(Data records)
|---|
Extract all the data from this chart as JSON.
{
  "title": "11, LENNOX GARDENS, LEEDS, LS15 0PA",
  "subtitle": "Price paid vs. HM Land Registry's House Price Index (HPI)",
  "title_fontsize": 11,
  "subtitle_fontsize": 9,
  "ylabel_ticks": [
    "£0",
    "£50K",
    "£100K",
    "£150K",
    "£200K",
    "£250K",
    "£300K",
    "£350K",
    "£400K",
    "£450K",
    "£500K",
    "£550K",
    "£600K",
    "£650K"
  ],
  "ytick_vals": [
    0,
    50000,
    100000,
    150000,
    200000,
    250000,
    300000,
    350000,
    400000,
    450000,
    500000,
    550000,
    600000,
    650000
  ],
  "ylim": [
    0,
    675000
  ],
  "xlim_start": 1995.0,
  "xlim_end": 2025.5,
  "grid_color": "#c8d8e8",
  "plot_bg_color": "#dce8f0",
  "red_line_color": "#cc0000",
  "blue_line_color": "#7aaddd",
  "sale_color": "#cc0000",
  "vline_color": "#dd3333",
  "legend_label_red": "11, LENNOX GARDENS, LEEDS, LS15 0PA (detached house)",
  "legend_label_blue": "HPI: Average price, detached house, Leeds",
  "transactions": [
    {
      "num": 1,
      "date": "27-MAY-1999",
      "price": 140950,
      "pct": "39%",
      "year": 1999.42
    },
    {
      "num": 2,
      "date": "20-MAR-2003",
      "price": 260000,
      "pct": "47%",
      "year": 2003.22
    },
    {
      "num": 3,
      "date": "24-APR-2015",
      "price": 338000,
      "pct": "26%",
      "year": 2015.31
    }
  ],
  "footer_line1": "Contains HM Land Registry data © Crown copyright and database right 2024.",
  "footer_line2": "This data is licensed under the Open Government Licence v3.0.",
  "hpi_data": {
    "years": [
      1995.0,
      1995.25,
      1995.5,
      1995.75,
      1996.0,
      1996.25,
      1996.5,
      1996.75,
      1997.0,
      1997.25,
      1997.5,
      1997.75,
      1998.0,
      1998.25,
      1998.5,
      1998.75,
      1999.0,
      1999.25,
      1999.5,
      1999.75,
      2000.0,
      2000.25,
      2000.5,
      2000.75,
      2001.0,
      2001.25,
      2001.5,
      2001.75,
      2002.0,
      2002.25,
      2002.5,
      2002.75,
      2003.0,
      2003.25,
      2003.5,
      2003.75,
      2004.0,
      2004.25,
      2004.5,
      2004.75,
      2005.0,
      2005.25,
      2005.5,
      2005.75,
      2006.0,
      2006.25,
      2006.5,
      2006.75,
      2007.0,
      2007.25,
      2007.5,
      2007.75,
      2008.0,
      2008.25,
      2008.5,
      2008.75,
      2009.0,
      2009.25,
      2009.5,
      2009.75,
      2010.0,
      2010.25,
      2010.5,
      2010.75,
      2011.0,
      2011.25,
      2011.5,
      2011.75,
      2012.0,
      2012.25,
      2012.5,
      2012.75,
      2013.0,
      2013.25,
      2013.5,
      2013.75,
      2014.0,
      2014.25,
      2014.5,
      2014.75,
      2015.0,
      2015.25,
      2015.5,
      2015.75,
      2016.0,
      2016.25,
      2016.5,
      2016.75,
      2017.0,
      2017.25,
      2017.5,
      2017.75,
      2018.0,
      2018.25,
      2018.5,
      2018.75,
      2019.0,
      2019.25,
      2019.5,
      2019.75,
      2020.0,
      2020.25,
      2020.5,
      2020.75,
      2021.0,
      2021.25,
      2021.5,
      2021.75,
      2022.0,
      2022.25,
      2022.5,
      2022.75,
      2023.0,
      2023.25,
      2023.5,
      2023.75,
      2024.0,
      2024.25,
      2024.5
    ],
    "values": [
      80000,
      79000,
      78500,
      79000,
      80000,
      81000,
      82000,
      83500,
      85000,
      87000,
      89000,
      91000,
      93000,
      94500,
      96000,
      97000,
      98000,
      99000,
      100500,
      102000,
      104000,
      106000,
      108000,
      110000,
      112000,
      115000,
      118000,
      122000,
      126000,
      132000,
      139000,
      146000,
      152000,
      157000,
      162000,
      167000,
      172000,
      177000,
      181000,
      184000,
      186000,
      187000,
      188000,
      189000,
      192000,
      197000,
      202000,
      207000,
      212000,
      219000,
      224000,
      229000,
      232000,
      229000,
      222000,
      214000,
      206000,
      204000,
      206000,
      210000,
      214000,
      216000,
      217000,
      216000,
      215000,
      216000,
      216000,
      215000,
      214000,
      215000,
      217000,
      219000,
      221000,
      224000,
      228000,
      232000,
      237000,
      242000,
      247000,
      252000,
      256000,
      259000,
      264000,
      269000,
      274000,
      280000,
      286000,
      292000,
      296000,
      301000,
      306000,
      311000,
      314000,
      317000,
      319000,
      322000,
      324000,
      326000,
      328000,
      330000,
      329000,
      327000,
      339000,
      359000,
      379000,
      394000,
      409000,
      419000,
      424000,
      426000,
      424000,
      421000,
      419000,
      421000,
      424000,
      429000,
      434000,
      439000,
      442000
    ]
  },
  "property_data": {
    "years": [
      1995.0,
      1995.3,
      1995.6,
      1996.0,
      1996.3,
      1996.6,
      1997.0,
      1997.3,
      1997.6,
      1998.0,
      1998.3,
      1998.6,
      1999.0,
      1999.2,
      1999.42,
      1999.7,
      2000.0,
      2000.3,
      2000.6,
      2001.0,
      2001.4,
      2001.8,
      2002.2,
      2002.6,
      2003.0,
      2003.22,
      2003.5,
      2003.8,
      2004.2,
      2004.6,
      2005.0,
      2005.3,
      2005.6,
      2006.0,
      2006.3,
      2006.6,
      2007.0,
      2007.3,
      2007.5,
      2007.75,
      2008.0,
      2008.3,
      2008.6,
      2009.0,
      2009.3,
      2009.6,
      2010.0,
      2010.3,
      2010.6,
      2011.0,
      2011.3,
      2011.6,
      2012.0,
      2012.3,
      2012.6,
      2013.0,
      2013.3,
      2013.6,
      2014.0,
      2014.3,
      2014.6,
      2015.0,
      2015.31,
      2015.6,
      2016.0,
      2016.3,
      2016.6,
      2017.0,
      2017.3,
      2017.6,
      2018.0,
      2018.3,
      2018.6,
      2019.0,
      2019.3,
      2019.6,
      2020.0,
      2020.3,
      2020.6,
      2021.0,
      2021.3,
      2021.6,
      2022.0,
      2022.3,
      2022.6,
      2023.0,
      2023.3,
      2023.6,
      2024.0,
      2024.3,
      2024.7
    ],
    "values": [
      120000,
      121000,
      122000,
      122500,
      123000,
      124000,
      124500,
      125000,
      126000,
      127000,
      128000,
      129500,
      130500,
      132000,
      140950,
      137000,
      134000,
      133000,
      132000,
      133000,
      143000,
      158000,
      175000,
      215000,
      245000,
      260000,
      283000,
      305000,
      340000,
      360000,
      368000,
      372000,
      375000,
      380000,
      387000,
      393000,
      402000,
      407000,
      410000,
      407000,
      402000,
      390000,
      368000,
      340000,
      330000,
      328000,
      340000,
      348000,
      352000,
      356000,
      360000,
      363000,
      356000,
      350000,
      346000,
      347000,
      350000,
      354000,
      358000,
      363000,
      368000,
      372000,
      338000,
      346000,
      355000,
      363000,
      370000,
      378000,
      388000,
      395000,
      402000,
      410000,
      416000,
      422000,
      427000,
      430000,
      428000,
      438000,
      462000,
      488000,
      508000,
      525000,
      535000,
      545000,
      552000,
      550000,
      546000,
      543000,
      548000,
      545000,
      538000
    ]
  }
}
|---|
Go through the listing and copy all of it exactly.

Extract all the data from this chart as JSON.
{
  "title": "11, LENNOX GARDENS, LEEDS, LS15 0PA",
  "subtitle": "Price paid vs. HM Land Registry's House Price Index (HPI)",
  "title_fontsize": 11,
  "subtitle_fontsize": 9,
  "ylabel_ticks": [
    "£0",
    "£50K",
    "£100K",
    "£150K",
    "£200K",
    "£250K",
    "£300K",
    "£350K",
    "£400K",
    "£450K",
    "£500K",
    "£550K",
    "£600K",
    "£650K"
  ],
  "ytick_vals": [
    0,
    50000,
    100000,
    150000,
    200000,
    250000,
    300000,
    350000,
    400000,
    450000,
    500000,
    550000,
    600000,
    650000
  ],
  "ylim": [
    0,
    675000
  ],
  "xlim_start": 1995.0,
  "xlim_end": 2025.5,
  "grid_color": "#c8d8e8",
  "plot_bg_color": "#dce8f0",
  "red_line_color": "#cc0000",
  "blue_line_color": "#7aaddd",
  "sale_color": "#cc0000",
  "vline_color": "#dd3333",
  "legend_label_red": "11, LENNOX GARDENS, LEEDS, LS15 0PA (detached house)",
  "legend_label_blue": "HPI: Average price, detached house, Leeds",
  "transactions": [
    {
      "num": 1,
      "date": "27-MAY-1999",
      "price": 140950,
      "pct": "39%",
      "year": 1999.42
    },
    {
      "num": 2,
      "date": "20-MAR-2003",
      "price": 260000,
      "pct": "47%",
      "year": 2003.22
    },
    {
      "num": 3,
      "date": "24-APR-2015",
      "price": 338000,
      "pct": "26%",
      "year": 2015.31
    }
  ],
  "footer_line1": "Contains HM Land Registry data © Crown copyright and database right 2024.",
  "footer_line2": "This data is licensed under the Open Government Licence v3.0.",
  "hpi_data": {
    "years": [
      1995.0,
      1995.25,
      1995.5,
      1995.75,
      1996.0,
      1996.25,
      1996.5,
      1996.75,
      1997.0,
      1997.25,
      1997.5,
      1997.75,
      1998.0,
      1998.25,
      1998.5,
      1998.75,
      1999.0,
      1999.25,
      1999.5,
      1999.75,
      2000.0,
      2000.25,
      2000.5,
      2000.75,
      2001.0,
      2001.25,
      2001.5,
      2001.75,
      2002.0,
      2002.25,
      2002.5,
      2002.75,
      2003.0,
      2003.25,
      2003.5,
      2003.75,
      2004.0,
      2004.25,
      2004.5,
      2004.75,
      2005.0,
      2005.25,
      2005.5,
      2005.75,
      2006.0,
      2006.25,
      2006.5,
      2006.75,
      2007.0,
      2007.25,
      2007.5,
      2007.75,
      2008.0,
      2008.25,
      2008.5,
      2008.75,
      2009.0,
      2009.25,
      2009.5,
      2009.75,
      2010.0,
      2010.25,
      2010.5,
      2010.75,
      2011.0,
      2011.25,
      2011.5,
      2011.75,
      2012.0,
      2012.25,
      2012.5,
      2012.75,
      2013.0,
      2013.25,
      2013.5,
      2013.75,
      2014.0,
      2014.25,
      2014.5,
      2014.75,
      2015.0,
      2015.25,
      2015.5,
      2015.75,
      2016.0,
      2016.25,
      2016.5,
      2016.75,
      2017.0,
      2017.25,
      2017.5,
      2017.75,
      2018.0,
      2018.25,
      2018.5,
      2018.75,
      2019.0,
      2019.25,
      2019.5,
      2019.75,
      2020.0,
      2020.25,
      2020.5,
      2020.75,
      2021.0,
      2021.25,
      2021.5,
      2021.75,
      2022.0,
      2022.25,
      2022.5,
      2022.75,
      2023.0,
      2023.25,
      2023.5,
      2023.75,
      2024.0,
      2024.25,
      2024.5
    ],
    "values": [
      80000,
      79000,
      78500,
      79000,
      80000,
      81000,
      82000,
      83500,
      85000,
      87000,
      89000,
      91000,
      93000,
      94500,
      96000,
      97000,
      98000,
      99000,
      100500,
      102000,
      104000,
      106000,
      108000,
      110000,
      112000,
      115000,
      118000,
      122000,
      126000,
      132000,
      139000,
      146000,
      152000,
      157000,
      162000,
      167000,
      172000,
      177000,
      181000,
      184000,
      186000,
      187000,
      188000,
      189000,
      192000,
      197000,
      202000,
      207000,
      212000,
      219000,
      224000,
      229000,
      232000,
      229000,
      222000,
      214000,
      206000,
      204000,
      206000,
      210000,
      214000,
      216000,
      217000,
      216000,
      215000,
      216000,
      216000,
      215000,
      214000,
      215000,
      217000,
      219000,
      221000,
      224000,
      228000,
      232000,
      237000,
      242000,
      247000,
      252000,
      256000,
      259000,
      264000,
      269000,
      274000,
      280000,
      286000,
      292000,
      296000,
      301000,
      306000,
      311000,
      314000,
      317000,
      319000,
      322000,
      324000,
      326000,
      328000,
      330000,
      329000,
      327000,
      339000,
      359000,
      379000,
      394000,
      409000,
      419000,
      424000,
      426000,
      424000,
      421000,
      419000,
      421000,
      424000,
      429000,
      434000,
      439000,
      442000
    ]
  },
  "property_data": {
    "years": [
      1995.0,
      1995.3,
      1995.6,
      1996.0,
      1996.3,
      1996.6,
      1997.0,
      1997.3,
      1997.6,
      1998.0,
      1998.3,
      1998.6,
      1999.0,
      1999.2,
      1999.42,
      1999.7,
      2000.0,
      2000.3,
      2000.6,
      2001.0,
      2001.4,
      2001.8,
      2002.2,
      2002.6,
      2003.0,
      2003.22,
      2003.5,
      2003.8,
      2004.2,
      2004.6,
      2005.0,
      2005.3,
      2005.6,
      2006.0,
      2006.3,
      2006.6,
      2007.0,
      2007.3,
      2007.5,
      2007.75,
      2008.0,
      2008.3,
      2008.6,
      2009.0,
      2009.3,
      2009.6,
      2010.0,
      2010.3,
      2010.6,
      2011.0,
      2011.3,
      2011.6,
      2012.0,
      2012.3,
      2012.6,
      2013.0,
      2013.3,
      2013.6,
      2014.0,
      2014.3,
      2014.6,
      2015.0,
      2015.31,
      2015.6,
      2016.0,
      2016.3,
      2016.6,
      2017.0,
      2017.3,
      2017.6,
      2018.0,
      2018.3,
      2018.6,
      2019.0,
      2019.3,
      2019.6,
      2020.0,
      2020.3,
      2020.6,
      2021.0,
      2021.3,
      2021.6,
      2022.0,
      2022.3,
      2022.6,
      2023.0,
      2023.3,
      2023.6,
      2024.0,
      2024.3,
      2024.7
    ],
    "values": [
      120000,
      121000,
      122000,
      122500,
      123000,
      124000,
      124500,
      125000,
      126000,
      127000,
      128000,
      129500,
      130500,
      132000,
      140950,
      137000,
      134000,
      133000,
      132000,
      133000,
      143000,
      158000,
      175000,
      215000,
      245000,
      260000,
      283000,
      305000,
      340000,
      360000,
      368000,
      372000,
      375000,
      380000,
      387000,
      393000,
      402000,
      407000,
      410000,
      407000,
      402000,
      390000,
      368000,
      340000,
      330000,
      328000,
      340000,
      348000,
      352000,
      356000,
      360000,
      363000,
      356000,
      350000,
      346000,
      347000,
      350000,
      354000,
      358000,
      363000,
      368000,
      372000,
      338000,
      346000,
      355000,
      363000,
      370000,
      378000,
      388000,
      395000,
      402000,
      410000,
      416000,
      422000,
      427000,
      430000,
      428000,
      438000,
      462000,
      488000,
      508000,
      525000,
      535000,
      545000,
      552000,
      550000,
      546000,
      543000,
      548000,
      545000,
      538000
    ]
  }
}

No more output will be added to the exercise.